(Lines of data)
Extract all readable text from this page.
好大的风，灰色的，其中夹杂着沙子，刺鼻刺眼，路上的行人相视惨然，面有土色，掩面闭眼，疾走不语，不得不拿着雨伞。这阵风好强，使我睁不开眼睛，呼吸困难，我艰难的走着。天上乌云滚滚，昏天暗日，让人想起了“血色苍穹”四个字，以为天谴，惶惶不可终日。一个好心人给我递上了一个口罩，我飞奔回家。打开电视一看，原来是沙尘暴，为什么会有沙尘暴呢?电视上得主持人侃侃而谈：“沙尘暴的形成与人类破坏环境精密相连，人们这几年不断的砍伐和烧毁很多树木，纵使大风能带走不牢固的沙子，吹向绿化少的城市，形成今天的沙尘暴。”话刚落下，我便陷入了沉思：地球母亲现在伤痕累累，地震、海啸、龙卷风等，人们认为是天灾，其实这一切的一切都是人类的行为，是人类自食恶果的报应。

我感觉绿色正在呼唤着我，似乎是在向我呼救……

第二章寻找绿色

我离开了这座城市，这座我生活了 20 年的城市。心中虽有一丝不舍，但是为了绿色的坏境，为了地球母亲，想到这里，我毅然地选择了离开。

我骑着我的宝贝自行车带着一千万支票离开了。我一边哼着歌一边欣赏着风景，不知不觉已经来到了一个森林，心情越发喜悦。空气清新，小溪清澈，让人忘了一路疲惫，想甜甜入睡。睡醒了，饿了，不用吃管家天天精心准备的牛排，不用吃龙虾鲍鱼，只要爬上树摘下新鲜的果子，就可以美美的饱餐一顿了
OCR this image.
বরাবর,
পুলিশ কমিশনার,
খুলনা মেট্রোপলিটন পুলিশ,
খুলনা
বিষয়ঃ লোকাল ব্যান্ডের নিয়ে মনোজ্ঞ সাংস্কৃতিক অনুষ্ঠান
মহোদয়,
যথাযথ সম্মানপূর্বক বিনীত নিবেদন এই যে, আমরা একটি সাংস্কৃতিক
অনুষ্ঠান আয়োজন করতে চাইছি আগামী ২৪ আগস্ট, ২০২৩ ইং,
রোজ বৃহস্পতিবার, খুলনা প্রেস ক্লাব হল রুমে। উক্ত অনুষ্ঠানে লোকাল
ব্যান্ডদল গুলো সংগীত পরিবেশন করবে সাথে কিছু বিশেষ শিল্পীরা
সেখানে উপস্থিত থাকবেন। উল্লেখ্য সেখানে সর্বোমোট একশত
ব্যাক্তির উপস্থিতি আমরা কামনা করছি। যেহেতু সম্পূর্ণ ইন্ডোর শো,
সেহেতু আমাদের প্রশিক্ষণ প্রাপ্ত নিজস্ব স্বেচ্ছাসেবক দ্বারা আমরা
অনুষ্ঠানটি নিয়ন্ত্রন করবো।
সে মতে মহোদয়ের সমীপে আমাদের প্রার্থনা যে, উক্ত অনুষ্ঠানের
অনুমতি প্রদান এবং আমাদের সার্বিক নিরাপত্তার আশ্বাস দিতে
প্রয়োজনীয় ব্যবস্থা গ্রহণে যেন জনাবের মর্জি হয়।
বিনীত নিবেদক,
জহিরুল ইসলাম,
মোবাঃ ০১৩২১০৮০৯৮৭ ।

**Your goal**: All of the data shown above must be copied exactly.

**Task result**:
Extract all readable text from this page.
好大的风，灰色的，其中夹杂着沙子，刺鼻刺眼，路上的行人相视惨然，面有土色，掩面闭眼，疾走不语，不得不拿着雨伞。这阵风好强，使我睁不开眼睛，呼吸困难，我艰难的走着。天上乌云滚滚，昏天暗日，让人想起了“血色苍穹”四个字，以为天谴，惶惶不可终日。一个好心人给我递上了一个口罩，我飞奔回家。打开电视一看，原来是沙尘暴，为什么会有沙尘暴呢?电视上得主持人侃侃而谈：“沙尘暴的形成与人类破坏环境精密相连，人们这几年不断的砍伐和烧毁很多树木，纵使大风能带走不牢固的沙子，吹向绿化少的城市，形成今天的沙尘暴。”话刚落下，我便陷入了沉思：地球母亲现在伤痕累累，地震、海啸、龙卷风等，人们认为是天灾，其实这一切的一切都是人类的行为，是人类自食恶果的报应。

我感觉绿色正在呼唤着我，似乎是在向我呼救……

第二章寻找绿色

我离开了这座城市，这座我生活了 20 年的城市。心中虽有一丝不舍，但是为了绿色的坏境，为了地球母亲，想到这里，我毅然地选择了离开。

我骑着我的宝贝自行车带着一千万支票离开了。我一边哼着歌一边欣赏着风景，不知不觉已经来到了一个森林，心情越发喜悦。空气清新，小溪清澈，让人忘了一路疲惫，想甜甜入睡。睡醒了，饿了，不用吃管家天天精心准备的牛排，不用吃龙虾鲍鱼，只要爬上树摘下新鲜的果子，就可以美美的饱餐一顿了
OCR this image.
বরাবর,
পুলিশ কমিশনার,
খুলনা মেট্রোপলিটন পুলিশ,
খুলনা
বিষয়ঃ লোকাল ব্যান্ডের নিয়ে মনোজ্ঞ সাংস্কৃতিক অনুষ্ঠান
মহোদয়,
যথাযথ সম্মানপূর্বক বিনীত নিবেদন এই যে, আমরা একটি সাংস্কৃতিক
অনুষ্ঠান আয়োজন করতে চাইছি আগামী ২৪ আগস্ট, ২০২৩ ইং,
রোজ বৃহস্পতিবার, খুলনা প্রেস ক্লাব হল রুমে। উক্ত অনুষ্ঠানে লোকাল
ব্যান্ডদল গুলো সংগীত পরিবেশন করবে সাথে কিছু বিশেষ শিল্পীরা
সেখানে উপস্থিত থাকবেন। উল্লেখ্য সেখানে সর্বোমোট একশত
ব্যাক্তির উপস্থিতি আমরা কামনা করছি। যেহেতু সম্পূর্ণ ইন্ডোর শো,
সেহেতু আমাদের প্রশিক্ষণ প্রাপ্ত নিজস্ব স্বেচ্ছাসেবক দ্বারা আমরা
অনুষ্ঠানটি নিয়ন্ত্রন করবো।
সে মতে মহোদয়ের সমীপে আমাদের প্রার্থনা যে, উক্ত অনুষ্ঠানের
অনুমতি প্রদান এবং আমাদের সার্বিক নিরাপত্তার আশ্বাস দিতে
প্রয়োজনীয় ব্যবস্থা গ্রহণে যেন জনাবের মর্জি হয়।
বিনীত নিবেদক,
জহিরুল ইসলাম,
মোবাঃ ০১৩২১০৮০৯৮৭ ।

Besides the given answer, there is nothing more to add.